# START OF DATA FOR THE TASK
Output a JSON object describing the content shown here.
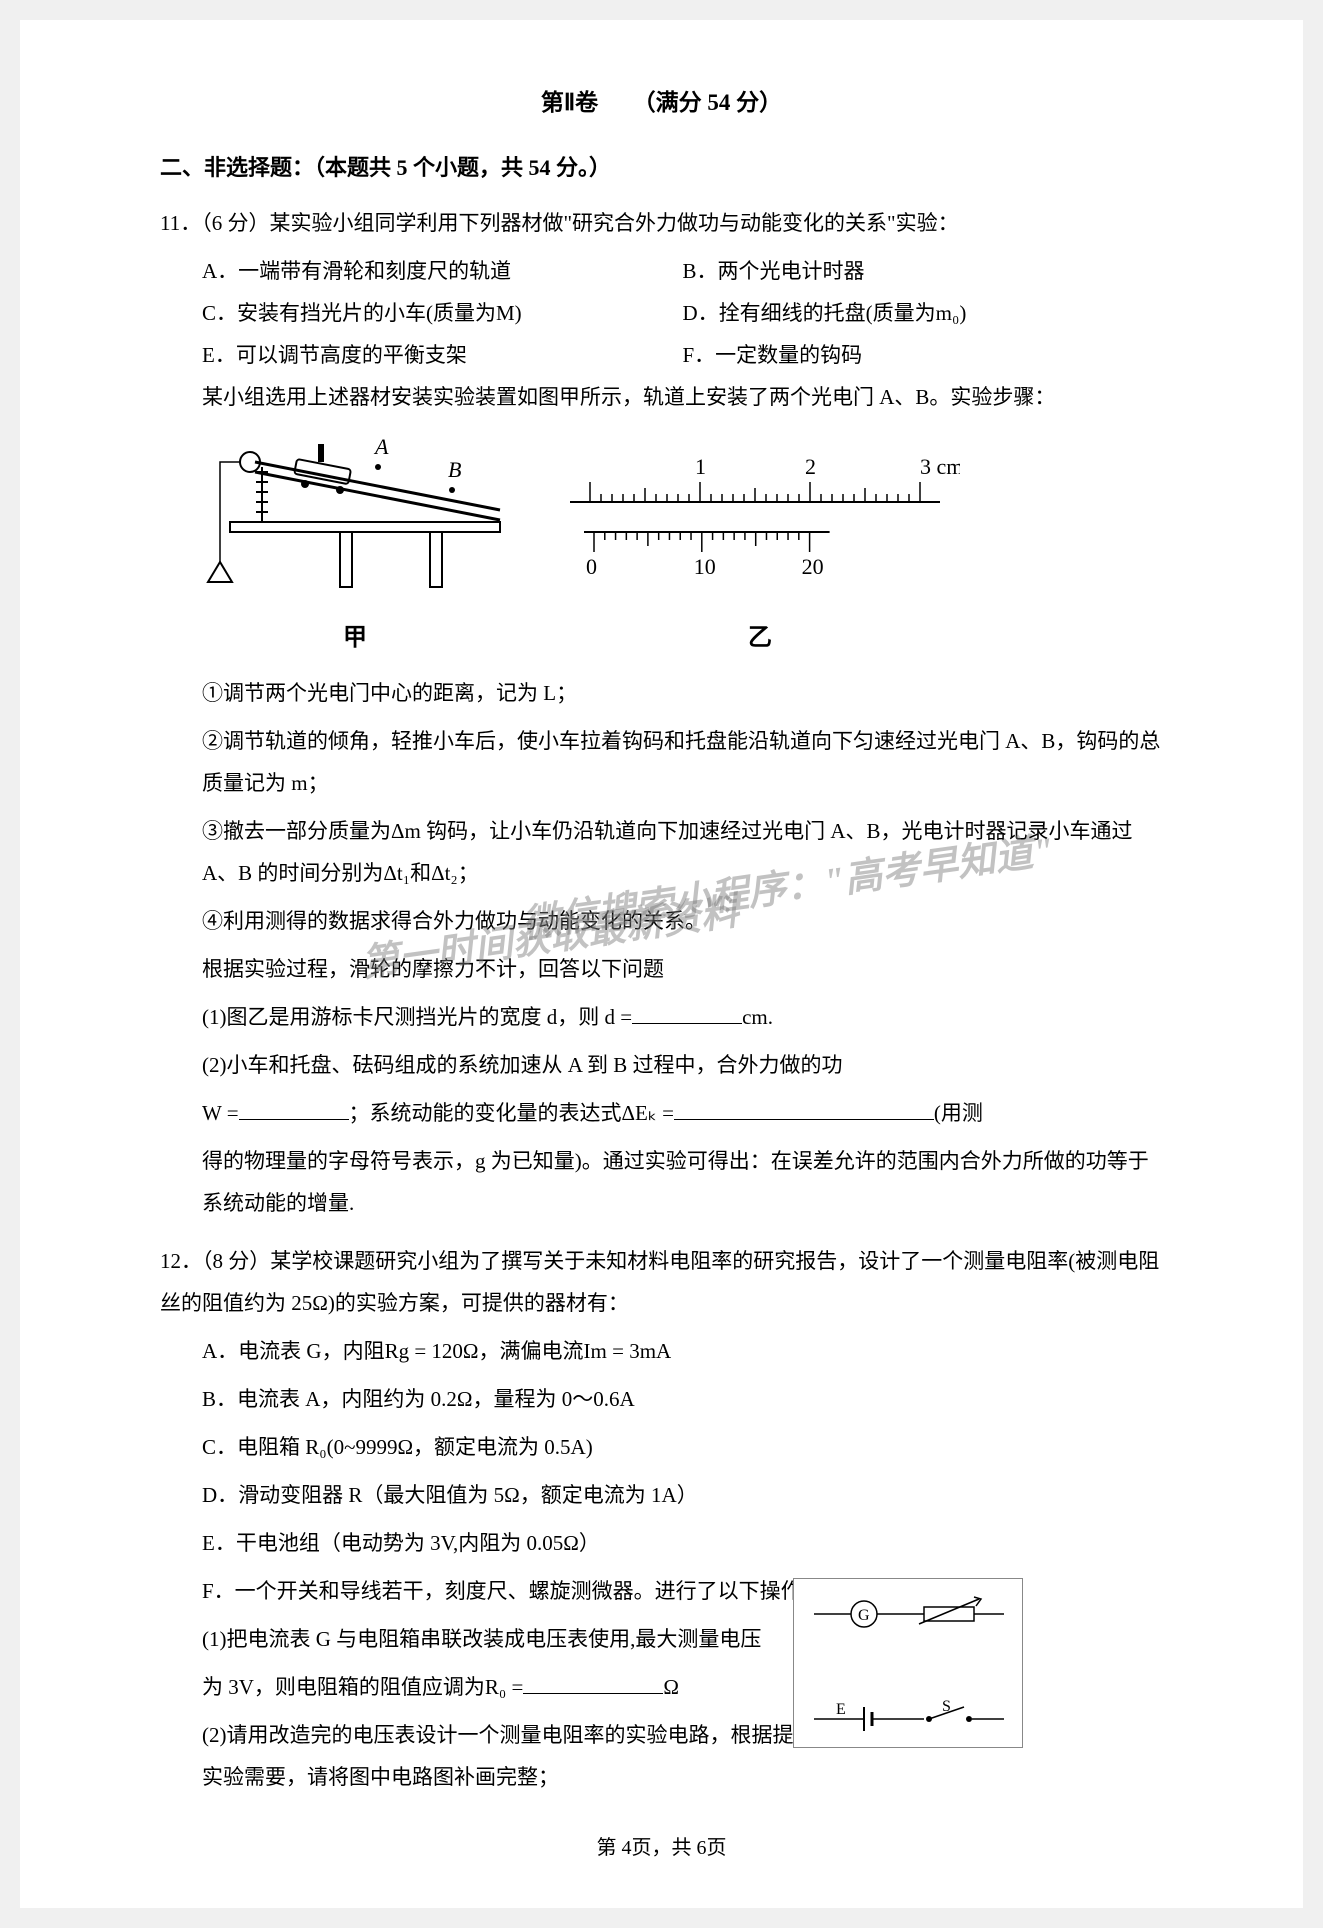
{
  "title": "第Ⅱ卷　　（满分 54 分）",
  "section_heading": "二、非选择题：（本题共 5 个小题，共 54 分。）",
  "q11": {
    "intro": "11．（6 分）某实验小组同学利用下列器材做\"研究合外力做功与动能变化的关系\"实验：",
    "item_a": "A．一端带有滑轮和刻度尺的轨道",
    "item_b": "B．两个光电计时器",
    "item_c": "C．安装有挡光片的小车(质量为M)",
    "item_d": "D．拴有细线的托盘(质量为m₀)",
    "item_e": "E．可以调节高度的平衡支架",
    "item_f": "F．一定数量的钩码",
    "setup": "某小组选用上述器材安装实验装置如图甲所示，轨道上安装了两个光电门 A、B。实验步骤：",
    "fig_jia_label": "甲",
    "fig_yi_label": "乙",
    "step1": "①调节两个光电门中心的距离，记为 L；",
    "step2": "②调节轨道的倾角，轻推小车后，使小车拉着钩码和托盘能沿轨道向下匀速经过光电门 A、B，钩码的总质量记为 m；",
    "step3": "③撤去一部分质量为Δm 钩码，让小车仍沿轨道向下加速经过光电门 A、B，光电计时器记录小车通过 A、B 的时间分别为Δt₁和Δt₂；",
    "step4": "④利用测得的数据求得合外力做功与动能变化的关系。",
    "step5": "根据实验过程，滑轮的摩擦力不计，回答以下问题",
    "q1_text_a": "(1)图乙是用游标卡尺测挡光片的宽度 d，则 d =",
    "q1_text_b": "cm.",
    "q2_text_a": "(2)小车和托盘、砝码组成的系统加速从 A 到 B 过程中，合外力做的功",
    "q2_text_b": "W =",
    "q2_text_c": "；系统动能的变化量的表达式ΔEₖ =",
    "q2_text_d": "(用测",
    "q2_text_e": "得的物理量的字母符号表示，g 为已知量)。通过实验可得出：在误差允许的范围内合外力所做的功等于系统动能的增量."
  },
  "q12": {
    "intro": "12．（8 分）某学校课题研究小组为了撰写关于未知材料电阻率的研究报告，设计了一个测量电阻率(被测电阻丝的阻值约为 25Ω)的实验方案，可提供的器材有：",
    "item_a": "A．电流表 G，内阻Rg = 120Ω，满偏电流Im = 3mA",
    "item_b": "B．电流表 A，内阻约为 0.2Ω，量程为 0～0.6A",
    "item_c": "C．电阻箱 R₀(0~9999Ω，额定电流为 0.5A)",
    "item_d": "D．滑动变阻器 R（最大阻值为 5Ω，额定电流为 1A）",
    "item_e": "E．干电池组（电动势为 3V,内阻为 0.05Ω）",
    "item_f": "F．一个开关和导线若干，刻度尺、螺旋测微器。进行了以下操作：",
    "q1_text_a": "(1)把电流表 G 与电阻箱串联改装成电压表使用,最大测量电压",
    "q1_text_b": "为 3V，则电阻箱的阻值应调为R₀ =",
    "q1_text_c": "Ω",
    "q2_text": "(2)请用改造完的电压表设计一个测量电阻率的实验电路，根据提供的器材和实验需要，请将图中电路图补画完整；"
  },
  "footer": "第 4页，共 6页",
  "ruler": {
    "top_labels": [
      "1",
      "2",
      "3 cm"
    ],
    "bottom_labels": [
      "0",
      "10",
      "20"
    ]
  },
  "watermark1": "微信搜索小程序：\"高考早知道\"",
  "watermark2": "第一时间获取最新资料"
}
# END OF DATA FOR THE TASK
→ **WHAT IS REQUIRED**
Your copy of the data should match it exactly, except that pictures are left out.

→ **SOLUTION FOR THIS TASK**
Output a JSON object describing the content shown here.
{
  "title": "第Ⅱ卷　　（满分 54 分）",
  "section_heading": "二、非选择题：（本题共 5 个小题，共 54 分。）",
  "q11": {
    "intro": "11．（6 分）某实验小组同学利用下列器材做\"研究合外力做功与动能变化的关系\"实验：",
    "item_a": "A．一端带有滑轮和刻度尺的轨道",
    "item_b": "B．两个光电计时器",
    "item_c": "C．安装有挡光片的小车(质量为M)",
    "item_d": "D．拴有细线的托盘(质量为m₀)",
    "item_e": "E．可以调节高度的平衡支架",
    "item_f": "F．一定数量的钩码",
    "setup": "某小组选用上述器材安装实验装置如图甲所示，轨道上安装了两个光电门 A、B。实验步骤：",
    "fig_jia_label": "甲",
    "fig_yi_label": "乙",
    "step1": "①调节两个光电门中心的距离，记为 L；",
    "step2": "②调节轨道的倾角，轻推小车后，使小车拉着钩码和托盘能沿轨道向下匀速经过光电门 A、B，钩码的总质量记为 m；",
    "step3": "③撤去一部分质量为Δm 钩码，让小车仍沿轨道向下加速经过光电门 A、B，光电计时器记录小车通过 A、B 的时间分别为Δt₁和Δt₂；",
    "step4": "④利用测得的数据求得合外力做功与动能变化的关系。",
    "step5": "根据实验过程，滑轮的摩擦力不计，回答以下问题",
    "q1_text_a": "(1)图乙是用游标卡尺测挡光片的宽度 d，则 d =",
    "q1_text_b": "cm.",
    "q2_text_a": "(2)小车和托盘、砝码组成的系统加速从 A 到 B 过程中，合外力做的功",
    "q2_text_b": "W =",
    "q2_text_c": "；系统动能的变化量的表达式ΔEₖ =",
    "q2_text_d": "(用测",
    "q2_text_e": "得的物理量的字母符号表示，g 为已知量)。通过实验可得出：在误差允许的范围内合外力所做的功等于系统动能的增量."
  },
  "q12": {
    "intro": "12．（8 分）某学校课题研究小组为了撰写关于未知材料电阻率的研究报告，设计了一个测量电阻率(被测电阻丝的阻值约为 25Ω)的实验方案，可提供的器材有：",
    "item_a": "A．电流表 G，内阻Rg = 120Ω，满偏电流Im = 3mA",
    "item_b": "B．电流表 A，内阻约为 0.2Ω，量程为 0～0.6A",
    "item_c": "C．电阻箱 R₀(0~9999Ω，额定电流为 0.5A)",
    "item_d": "D．滑动变阻器 R（最大阻值为 5Ω，额定电流为 1A）",
    "item_e": "E．干电池组（电动势为 3V,内阻为 0.05Ω）",
    "item_f": "F．一个开关和导线若干，刻度尺、螺旋测微器。进行了以下操作：",
    "q1_text_a": "(1)把电流表 G 与电阻箱串联改装成电压表使用,最大测量电压",
    "q1_text_b": "为 3V，则电阻箱的阻值应调为R₀ =",
    "q1_text_c": "Ω",
    "q2_text": "(2)请用改造完的电压表设计一个测量电阻率的实验电路，根据提供的器材和实验需要，请将图中电路图补画完整；"
  },
  "footer": "第 4页，共 6页",
  "ruler": {
    "top_labels": [
      "1",
      "2",
      "3 cm"
    ],
    "bottom_labels": [
      "0",
      "10",
      "20"
    ]
  },
  "watermark1": "微信搜索小程序：\"高考早知道\"",
  "watermark2": "第一时间获取最新资料"
}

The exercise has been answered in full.